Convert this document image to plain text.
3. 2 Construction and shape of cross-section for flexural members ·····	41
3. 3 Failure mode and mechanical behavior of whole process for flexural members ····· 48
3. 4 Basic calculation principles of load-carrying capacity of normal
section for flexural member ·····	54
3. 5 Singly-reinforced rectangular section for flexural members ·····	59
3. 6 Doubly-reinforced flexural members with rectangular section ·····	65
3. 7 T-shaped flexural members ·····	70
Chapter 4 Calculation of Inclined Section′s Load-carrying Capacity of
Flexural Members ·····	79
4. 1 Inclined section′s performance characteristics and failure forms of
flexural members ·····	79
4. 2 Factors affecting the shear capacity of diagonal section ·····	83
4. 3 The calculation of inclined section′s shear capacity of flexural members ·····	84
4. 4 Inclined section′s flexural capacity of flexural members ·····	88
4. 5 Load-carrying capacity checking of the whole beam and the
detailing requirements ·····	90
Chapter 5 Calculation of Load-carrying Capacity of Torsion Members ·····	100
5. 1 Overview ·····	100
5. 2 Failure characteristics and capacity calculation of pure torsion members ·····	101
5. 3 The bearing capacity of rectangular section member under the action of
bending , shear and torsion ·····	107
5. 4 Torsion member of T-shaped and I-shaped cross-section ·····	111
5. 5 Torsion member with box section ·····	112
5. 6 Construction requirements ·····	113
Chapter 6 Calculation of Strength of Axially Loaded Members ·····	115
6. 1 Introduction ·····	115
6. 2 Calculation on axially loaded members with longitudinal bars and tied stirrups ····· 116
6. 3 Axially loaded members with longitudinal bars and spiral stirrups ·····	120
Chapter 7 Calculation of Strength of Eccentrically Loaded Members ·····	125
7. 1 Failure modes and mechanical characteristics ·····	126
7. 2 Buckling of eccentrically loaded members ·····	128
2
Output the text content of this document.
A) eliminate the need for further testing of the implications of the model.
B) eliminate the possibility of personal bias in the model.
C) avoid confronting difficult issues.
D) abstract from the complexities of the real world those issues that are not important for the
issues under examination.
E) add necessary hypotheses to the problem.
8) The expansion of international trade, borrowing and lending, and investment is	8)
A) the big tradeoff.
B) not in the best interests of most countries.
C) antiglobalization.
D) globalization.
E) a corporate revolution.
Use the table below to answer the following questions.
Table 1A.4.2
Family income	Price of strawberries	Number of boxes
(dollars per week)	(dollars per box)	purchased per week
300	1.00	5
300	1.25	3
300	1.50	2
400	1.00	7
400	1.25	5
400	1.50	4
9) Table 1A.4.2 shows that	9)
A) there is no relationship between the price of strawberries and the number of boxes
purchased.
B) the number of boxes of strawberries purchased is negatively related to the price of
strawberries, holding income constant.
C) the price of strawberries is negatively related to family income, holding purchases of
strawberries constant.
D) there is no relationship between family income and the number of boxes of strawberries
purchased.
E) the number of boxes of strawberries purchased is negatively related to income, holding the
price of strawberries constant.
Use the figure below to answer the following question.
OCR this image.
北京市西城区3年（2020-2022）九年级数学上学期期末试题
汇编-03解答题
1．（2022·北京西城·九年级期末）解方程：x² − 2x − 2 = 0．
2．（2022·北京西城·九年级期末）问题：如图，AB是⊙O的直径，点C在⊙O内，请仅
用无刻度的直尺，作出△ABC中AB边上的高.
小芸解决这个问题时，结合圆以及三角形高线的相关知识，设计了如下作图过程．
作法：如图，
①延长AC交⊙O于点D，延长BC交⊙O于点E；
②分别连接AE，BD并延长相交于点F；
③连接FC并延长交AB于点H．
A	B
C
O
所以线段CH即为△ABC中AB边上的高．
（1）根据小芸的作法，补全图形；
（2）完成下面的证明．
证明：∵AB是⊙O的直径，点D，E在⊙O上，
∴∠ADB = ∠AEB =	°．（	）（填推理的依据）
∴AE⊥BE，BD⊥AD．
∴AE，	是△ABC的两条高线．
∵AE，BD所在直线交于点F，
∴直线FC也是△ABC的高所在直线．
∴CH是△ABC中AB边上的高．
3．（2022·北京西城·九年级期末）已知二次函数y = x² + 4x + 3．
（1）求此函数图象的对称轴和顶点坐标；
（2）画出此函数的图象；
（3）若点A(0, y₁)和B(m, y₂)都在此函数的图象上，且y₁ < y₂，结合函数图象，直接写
_ _ _
Extract the whole listing, character for character.

PROBLEM SOLUTION:
Convert this document image to plain text.
3. 2 Construction and shape of cross-section for flexural members ·····	41
3. 3 Failure mode and mechanical behavior of whole process for flexural members ····· 48
3. 4 Basic calculation principles of load-carrying capacity of normal
section for flexural member ·····	54
3. 5 Singly-reinforced rectangular section for flexural members ·····	59
3. 6 Doubly-reinforced flexural members with rectangular section ·····	65
3. 7 T-shaped flexural members ·····	70
Chapter 4 Calculation of Inclined Section′s Load-carrying Capacity of
Flexural Members ·····	79
4. 1 Inclined section′s performance characteristics and failure forms of
flexural members ·····	79
4. 2 Factors affecting the shear capacity of diagonal section ·····	83
4. 3 The calculation of inclined section′s shear capacity of flexural members ·····	84
4. 4 Inclined section′s flexural capacity of flexural members ·····	88
4. 5 Load-carrying capacity checking of the whole beam and the
detailing requirements ·····	90
Chapter 5 Calculation of Load-carrying Capacity of Torsion Members ·····	100
5. 1 Overview ·····	100
5. 2 Failure characteristics and capacity calculation of pure torsion members ·····	101
5. 3 The bearing capacity of rectangular section member under the action of
bending , shear and torsion ·····	107
5. 4 Torsion member of T-shaped and I-shaped cross-section ·····	111
5. 5 Torsion member with box section ·····	112
5. 6 Construction requirements ·····	113
Chapter 6 Calculation of Strength of Axially Loaded Members ·····	115
6. 1 Introduction ·····	115
6. 2 Calculation on axially loaded members with longitudinal bars and tied stirrups ····· 116
6. 3 Axially loaded members with longitudinal bars and spiral stirrups ·····	120
Chapter 7 Calculation of Strength of Eccentrically Loaded Members ·····	125
7. 1 Failure modes and mechanical characteristics ·····	126
7. 2 Buckling of eccentrically loaded members ·····	128
2
Output the text content of this document.
A) eliminate the need for further testing of the implications of the model.
B) eliminate the possibility of personal bias in the model.
C) avoid confronting difficult issues.
D) abstract from the complexities of the real world those issues that are not important for the
issues under examination.
E) add necessary hypotheses to the problem.
8) The expansion of international trade, borrowing and lending, and investment is	8)
A) the big tradeoff.
B) not in the best interests of most countries.
C) antiglobalization.
D) globalization.
E) a corporate revolution.
Use the table below to answer the following questions.
Table 1A.4.2
Family income	Price of strawberries	Number of boxes
(dollars per week)	(dollars per box)	purchased per week
300	1.00	5
300	1.25	3
300	1.50	2
400	1.00	7
400	1.25	5
400	1.50	4
9) Table 1A.4.2 shows that	9)
A) there is no relationship between the price of strawberries and the number of boxes
purchased.
B) the number of boxes of strawberries purchased is negatively related to the price of
strawberries, holding income constant.
C) the price of strawberries is negatively related to family income, holding purchases of
strawberries constant.
D) there is no relationship between family income and the number of boxes of strawberries
purchased.
E) the number of boxes of strawberries purchased is negatively related to income, holding the
price of strawberries constant.
Use the figure below to answer the following question.
OCR this image.
北京市西城区3年（2020-2022）九年级数学上学期期末试题
汇编-03解答题
1．（2022·北京西城·九年级期末）解方程：x² − 2x − 2 = 0．
2．（2022·北京西城·九年级期末）问题：如图，AB是⊙O的直径，点C在⊙O内，请仅
用无刻度的直尺，作出△ABC中AB边上的高.
小芸解决这个问题时，结合圆以及三角形高线的相关知识，设计了如下作图过程．
作法：如图，
①延长AC交⊙O于点D，延长BC交⊙O于点E；
②分别连接AE，BD并延长相交于点F；
③连接FC并延长交AB于点H．
A	B
C
O
所以线段CH即为△ABC中AB边上的高．
（1）根据小芸的作法，补全图形；
（2）完成下面的证明．
证明：∵AB是⊙O的直径，点D，E在⊙O上，
∴∠ADB = ∠AEB =	°．（	）（填推理的依据）
∴AE⊥BE，BD⊥AD．
∴AE，	是△ABC的两条高线．
∵AE，BD所在直线交于点F，
∴直线FC也是△ABC的高所在直线．
∴CH是△ABC中AB边上的高．
3．（2022·北京西城·九年级期末）已知二次函数y = x² + 4x + 3．
（1）求此函数图象的对称轴和顶点坐标；
（2）画出此函数的图象；
（3）若点A(0, y₁)和B(m, y₂)都在此函数的图象上，且y₁ < y₂，结合函数图象，直接写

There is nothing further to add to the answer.